Set task
Reproduce all of the material exactly as shown.

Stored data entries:
== == ==
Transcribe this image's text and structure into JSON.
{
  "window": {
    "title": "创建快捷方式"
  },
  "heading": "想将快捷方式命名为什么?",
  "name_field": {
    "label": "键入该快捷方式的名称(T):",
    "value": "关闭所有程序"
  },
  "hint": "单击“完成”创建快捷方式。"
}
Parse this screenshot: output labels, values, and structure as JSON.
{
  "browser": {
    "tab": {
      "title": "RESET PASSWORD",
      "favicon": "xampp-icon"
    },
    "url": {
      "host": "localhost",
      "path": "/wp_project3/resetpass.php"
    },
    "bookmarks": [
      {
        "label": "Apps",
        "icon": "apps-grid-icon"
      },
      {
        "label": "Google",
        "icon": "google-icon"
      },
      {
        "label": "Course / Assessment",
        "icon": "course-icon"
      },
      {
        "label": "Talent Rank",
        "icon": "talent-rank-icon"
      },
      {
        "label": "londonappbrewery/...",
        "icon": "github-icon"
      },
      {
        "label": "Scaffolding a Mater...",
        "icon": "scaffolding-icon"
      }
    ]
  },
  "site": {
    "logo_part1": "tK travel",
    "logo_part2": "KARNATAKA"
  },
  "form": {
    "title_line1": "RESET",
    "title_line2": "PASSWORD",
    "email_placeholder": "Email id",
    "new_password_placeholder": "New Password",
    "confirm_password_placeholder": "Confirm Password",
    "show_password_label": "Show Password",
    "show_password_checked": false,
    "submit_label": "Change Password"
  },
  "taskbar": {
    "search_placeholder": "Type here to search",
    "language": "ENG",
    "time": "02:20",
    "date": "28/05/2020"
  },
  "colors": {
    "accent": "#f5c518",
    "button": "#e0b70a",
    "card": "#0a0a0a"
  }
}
== == ==
Result of this task
Transcribe this image's text and structure into JSON.
{
  "window": {
    "title": "创建快捷方式"
  },
  "heading": "想将快捷方式命名为什么?",
  "name_field": {
    "label": "键入该快捷方式的名称(T):",
    "value": "关闭所有程序"
  },
  "hint": "单击“完成”创建快捷方式。"
}
Parse this screenshot: output labels, values, and structure as JSON.
{
  "browser": {
    "tab": {
      "title": "RESET PASSWORD",
      "favicon": "xampp-icon"
    },
    "url": {
      "host": "localhost",
      "path": "/wp_project3/resetpass.php"
    },
    "bookmarks": [
      {
        "label": "Apps",
        "icon": "apps-grid-icon"
      },
      {
        "label": "Google",
        "icon": "google-icon"
      },
      {
        "label": "Course / Assessment",
        "icon": "course-icon"
      },
      {
        "label": "Talent Rank",
        "icon": "talent-rank-icon"
      },
      {
        "label": "londonappbrewery/...",
        "icon": "github-icon"
      },
      {
        "label": "Scaffolding a Mater...",
        "icon": "scaffolding-icon"
      }
    ]
  },
  "site": {
    "logo_part1": "tK travel",
    "logo_part2": "KARNATAKA"
  },
  "form": {
    "title_line1": "RESET",
    "title_line2": "PASSWORD",
    "email_placeholder": "Email id",
    "new_password_placeholder": "New Password",
    "confirm_password_placeholder": "Confirm Password",
    "show_password_label": "Show Password",
    "show_password_checked": false,
    "submit_label": "Change Password"
  },
  "taskbar": {
    "search_placeholder": "Type here to search",
    "language": "ENG",
    "time": "02:20",
    "date": "28/05/2020"
  },
  "colors": {
    "accent": "#f5c518",
    "button": "#e0b70a",
    "card": "#0a0a0a"
  }
}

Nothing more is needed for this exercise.